• _GIVEN TASK_:
Produce an exact transcription of the listing below, omitting the pictures.

• _DATA TO PROCESS_:
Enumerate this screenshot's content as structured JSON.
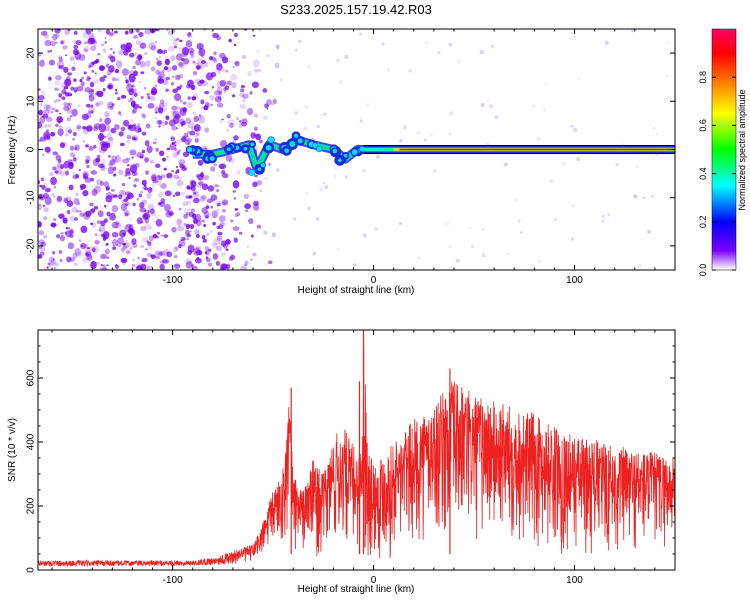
{
  "title": "S233.2025.157.19.42.R03",
  "chart_data": [
    {
      "type": "heatmap",
      "xlabel": "Height of straight line (km)",
      "ylabel": "Frequency (Hz)",
      "xlim": [
        -167,
        150
      ],
      "ylim": [
        -25,
        25
      ],
      "xticks": [
        -100,
        0,
        100
      ],
      "xtick_labels": [
        "-100",
        "0",
        "100"
      ],
      "yticks": [
        -20,
        -10,
        0,
        10,
        20
      ],
      "ytick_labels": [
        "-20",
        "-10",
        "0",
        "10",
        "20"
      ],
      "colorbar": {
        "label": "Normalized spectral amplitude",
        "range": [
          0,
          1
        ],
        "ticks": [
          0.0,
          0.2,
          0.4,
          0.6,
          0.8
        ],
        "tick_labels": [
          "0.0",
          "0.2",
          "0.4",
          "0.6",
          "0.8"
        ],
        "colormap": [
          "#ffffff",
          "#6600ff",
          "#0000ff",
          "#00ffff",
          "#00ff00",
          "#ffff00",
          "#ff0000",
          "#ff0066"
        ]
      },
      "features": {
        "noise_region_x": [
          -167,
          -60
        ],
        "noise_color": "#7700ee",
        "ridge": [
          {
            "x": -90,
            "y": -1
          },
          {
            "x": -80,
            "y": -1
          },
          {
            "x": -70,
            "y": 0
          },
          {
            "x": -62,
            "y": 1
          },
          {
            "x": -58,
            "y": -4
          },
          {
            "x": -52,
            "y": 1
          },
          {
            "x": -45,
            "y": 0
          },
          {
            "x": -38,
            "y": 2
          },
          {
            "x": -30,
            "y": 1
          },
          {
            "x": -20,
            "y": 0
          },
          {
            "x": -14,
            "y": -2
          },
          {
            "x": -8,
            "y": 0
          },
          {
            "x": 0,
            "y": 0
          },
          {
            "x": 20,
            "y": 0
          },
          {
            "x": 80,
            "y": 0
          },
          {
            "x": 150,
            "y": 0
          }
        ],
        "constant_line_start": 10,
        "constant_line_y": 0
      }
    },
    {
      "type": "line",
      "xlabel": "Height of straight line (km)",
      "ylabel": "SNR (10 * v/v)",
      "xlim": [
        -167,
        150
      ],
      "ylim": [
        0,
        750
      ],
      "xticks": [
        -100,
        0,
        100
      ],
      "xtick_labels": [
        "-100",
        "0",
        "100"
      ],
      "yticks": [
        0,
        200,
        400,
        600
      ],
      "ytick_labels": [
        "0",
        "200",
        "400",
        "600"
      ],
      "color": "#ee2020",
      "envelope": {
        "x": [
          -167,
          -120,
          -90,
          -80,
          -70,
          -60,
          -55,
          -50,
          -45,
          -42,
          -40,
          -35,
          -30,
          -25,
          -20,
          -15,
          -10,
          -6,
          -5,
          -3,
          0,
          10,
          20,
          30,
          40,
          50,
          60,
          70,
          80,
          90,
          100,
          110,
          120,
          130,
          140,
          150
        ],
        "y_max": [
          30,
          30,
          30,
          40,
          60,
          80,
          150,
          250,
          320,
          570,
          300,
          250,
          350,
          300,
          420,
          450,
          390,
          380,
          750,
          420,
          340,
          400,
          470,
          520,
          600,
          550,
          530,
          510,
          490,
          450,
          420,
          410,
          390,
          380,
          370,
          350
        ],
        "y_min": [
          12,
          12,
          14,
          15,
          18,
          20,
          30,
          60,
          70,
          40,
          60,
          40,
          40,
          30,
          30,
          40,
          30,
          20,
          30,
          20,
          20,
          30,
          60,
          80,
          60,
          60,
          60,
          60,
          50,
          40,
          40,
          30,
          30,
          30,
          50,
          60
        ]
      },
      "spikes": [
        {
          "x": -41,
          "y": 570
        },
        {
          "x": -5,
          "y": 750
        },
        {
          "x": -7,
          "y": 590
        },
        {
          "x": 38,
          "y": 630
        }
      ]
    }
  ]
}
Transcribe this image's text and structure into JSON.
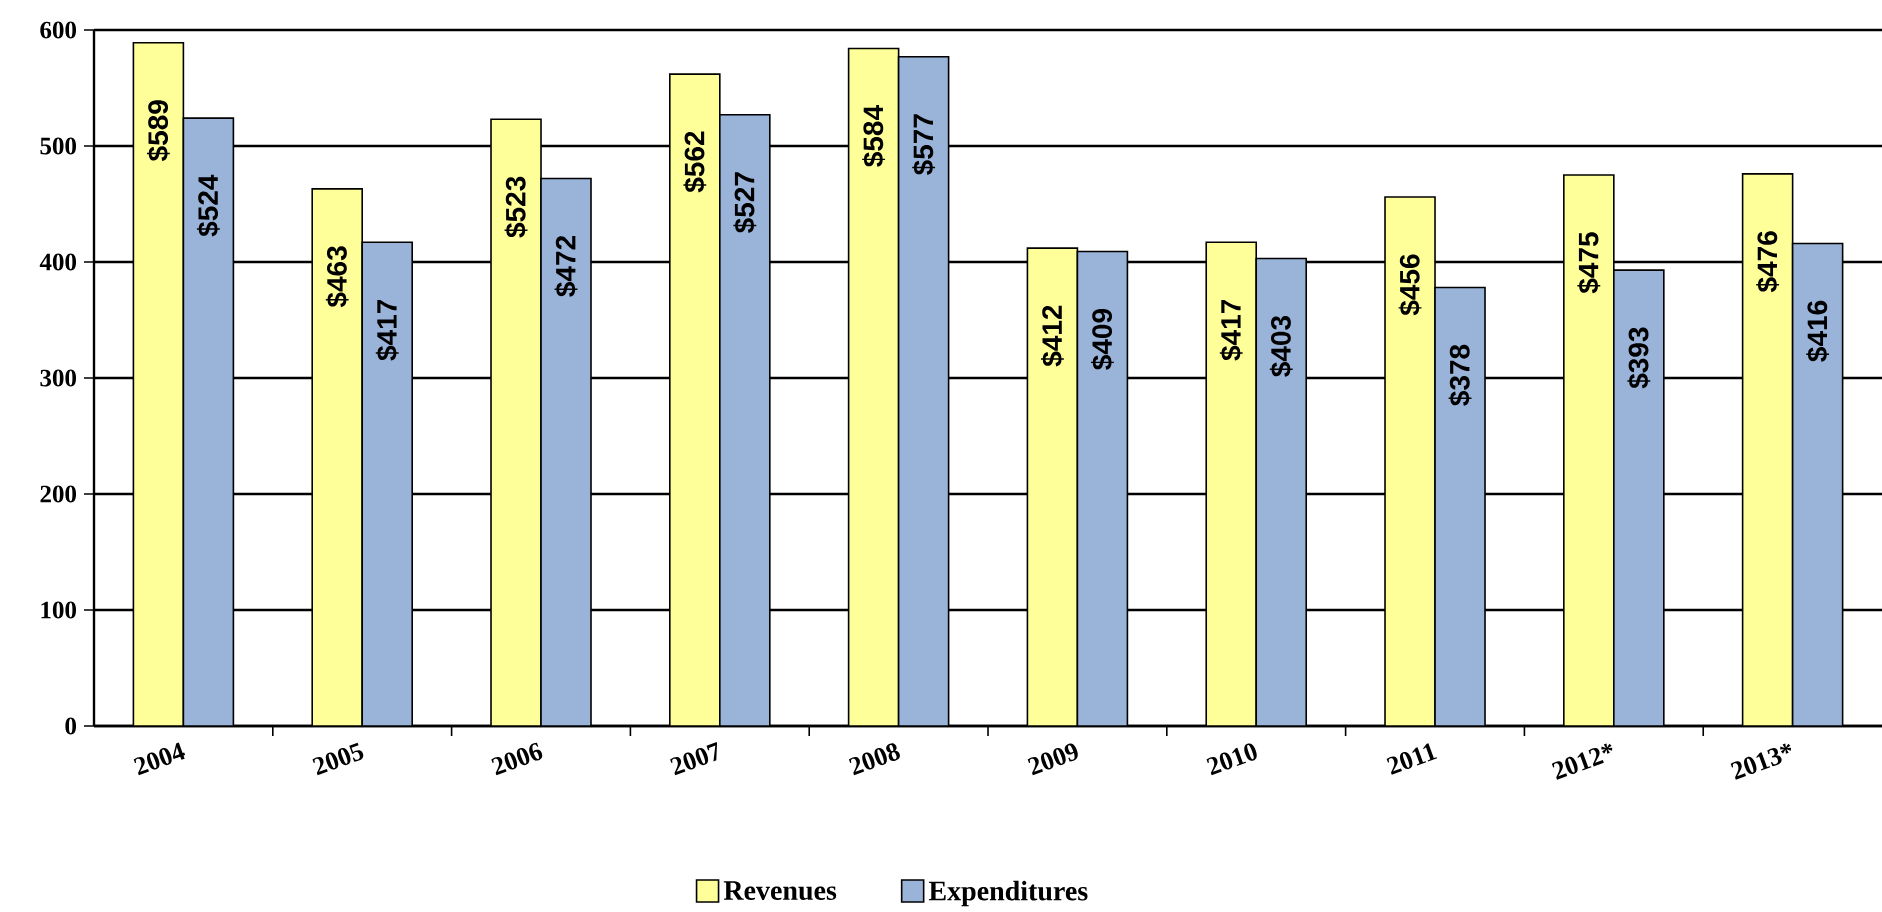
{
  "chart_data": {
    "type": "bar",
    "categories": [
      "2004",
      "2005",
      "2006",
      "2007",
      "2008",
      "2009",
      "2010",
      "2011",
      "2012*",
      "2013*"
    ],
    "series": [
      {
        "name": "Revenues",
        "color": "#ffff99",
        "values": [
          589,
          463,
          523,
          562,
          584,
          412,
          417,
          456,
          475,
          476
        ],
        "value_labels": [
          "$589",
          "$463",
          "$523",
          "$562",
          "$584",
          "$412",
          "$417",
          "$456",
          "$475",
          "$476"
        ]
      },
      {
        "name": "Expenditures",
        "color": "#99b3d9",
        "values": [
          524,
          417,
          472,
          527,
          577,
          409,
          403,
          378,
          393,
          416
        ],
        "value_labels": [
          "$524",
          "$417",
          "$472",
          "$527",
          "$577",
          "$409",
          "$403",
          "$378",
          "$393",
          "$416"
        ]
      }
    ],
    "ylim": [
      0,
      600
    ],
    "yticks": [
      0,
      100,
      200,
      300,
      400,
      500,
      600
    ],
    "grid": "y",
    "legend": "bottom"
  }
}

• _WORKED SOLUTION_:
Enumerate this screenshot's content as structured JSON.
{
  "title": "S233.2025.157.19.42.R03",
  "chart_data": [
    {
      "type": "heatmap",
      "xlabel": "Height of straight line (km)",
      "ylabel": "Frequency (Hz)",
      "xlim": [
        -167,
        150
      ],
      "ylim": [
        -25,
        25
      ],
      "xticks": [
        -100,
        0,
        100
      ],
      "xtick_labels": [
        "-100",
        "0",
        "100"
      ],
      "yticks": [
        -20,
        -10,
        0,
        10,
        20
      ],
      "ytick_labels": [
        "-20",
        "-10",
        "0",
        "10",
        "20"
      ],
      "colorbar": {
        "label": "Normalized spectral amplitude",
        "range": [
          0,
          1
        ],
        "ticks": [
          0.0,
          0.2,
          0.4,
          0.6,
          0.8
        ],
        "tick_labels": [
          "0.0",
          "0.2",
          "0.4",
          "0.6",
          "0.8"
        ],
        "colormap": [
          "#ffffff",
          "#6600ff",
          "#0000ff",
          "#00ffff",
          "#00ff00",
          "#ffff00",
          "#ff0000",
          "#ff0066"
        ]
      },
      "features": {
        "noise_region_x": [
          -167,
          -60
        ],
        "noise_color": "#7700ee",
        "ridge": [
          {
            "x": -90,
            "y": -1
          },
          {
            "x": -80,
            "y": -1
          },
          {
            "x": -70,
            "y": 0
          },
          {
            "x": -62,
            "y": 1
          },
          {
            "x": -58,
            "y": -4
          },
          {
            "x": -52,
            "y": 1
          },
          {
            "x": -45,
            "y": 0
          },
          {
            "x": -38,
            "y": 2
          },
          {
            "x": -30,
            "y": 1
          },
          {
            "x": -20,
            "y": 0
          },
          {
            "x": -14,
            "y": -2
          },
          {
            "x": -8,
            "y": 0
          },
          {
            "x": 0,
            "y": 0
          },
          {
            "x": 20,
            "y": 0
          },
          {
            "x": 80,
            "y": 0
          },
          {
            "x": 150,
            "y": 0
          }
        ],
        "constant_line_start": 10,
        "constant_line_y": 0
      }
    },
    {
      "type": "line",
      "xlabel": "Height of straight line (km)",
      "ylabel": "SNR (10 * v/v)",
      "xlim": [
        -167,
        150
      ],
      "ylim": [
        0,
        750
      ],
      "xticks": [
        -100,
        0,
        100
      ],
      "xtick_labels": [
        "-100",
        "0",
        "100"
      ],
      "yticks": [
        0,
        200,
        400,
        600
      ],
      "ytick_labels": [
        "0",
        "200",
        "400",
        "600"
      ],
      "color": "#ee2020",
      "envelope": {
        "x": [
          -167,
          -120,
          -90,
          -80,
          -70,
          -60,
          -55,
          -50,
          -45,
          -42,
          -40,
          -35,
          -30,
          -25,
          -20,
          -15,
          -10,
          -6,
          -5,
          -3,
          0,
          10,
          20,
          30,
          40,
          50,
          60,
          70,
          80,
          90,
          100,
          110,
          120,
          130,
          140,
          150
        ],
        "y_max": [
          30,
          30,
          30,
          40,
          60,
          80,
          150,
          250,
          320,
          570,
          300,
          250,
          350,
          300,
          420,
          450,
          390,
          380,
          750,
          420,
          340,
          400,
          470,
          520,
          600,
          550,
          530,
          510,
          490,
          450,
          420,
          410,
          390,
          380,
          370,
          350
        ],
        "y_min": [
          12,
          12,
          14,
          15,
          18,
          20,
          30,
          60,
          70,
          40,
          60,
          40,
          40,
          30,
          30,
          40,
          30,
          20,
          30,
          20,
          20,
          30,
          60,
          80,
          60,
          60,
          60,
          60,
          50,
          40,
          40,
          30,
          30,
          30,
          50,
          60
        ]
      },
      "spikes": [
        {
          "x": -41,
          "y": 570
        },
        {
          "x": -5,
          "y": 750
        },
        {
          "x": -7,
          "y": 590
        },
        {
          "x": 38,
          "y": 630
        }
      ]
    }
  ]
}
Transcribe this image's text and structure into JSON.
{
  "chart_data": {
    "type": "bar",
    "categories": [
      "2004",
      "2005",
      "2006",
      "2007",
      "2008",
      "2009",
      "2010",
      "2011",
      "2012*",
      "2013*"
    ],
    "series": [
      {
        "name": "Revenues",
        "color": "#ffff99",
        "values": [
          589,
          463,
          523,
          562,
          584,
          412,
          417,
          456,
          475,
          476
        ],
        "value_labels": [
          "$589",
          "$463",
          "$523",
          "$562",
          "$584",
          "$412",
          "$417",
          "$456",
          "$475",
          "$476"
        ]
      },
      {
        "name": "Expenditures",
        "color": "#99b3d9",
        "values": [
          524,
          417,
          472,
          527,
          577,
          409,
          403,
          378,
          393,
          416
        ],
        "value_labels": [
          "$524",
          "$417",
          "$472",
          "$527",
          "$577",
          "$409",
          "$403",
          "$378",
          "$393",
          "$416"
        ]
      }
    ],
    "ylim": [
      0,
      600
    ],
    "yticks": [
      0,
      100,
      200,
      300,
      400,
      500,
      600
    ],
    "grid": "y",
    "legend": "bottom"
  }
}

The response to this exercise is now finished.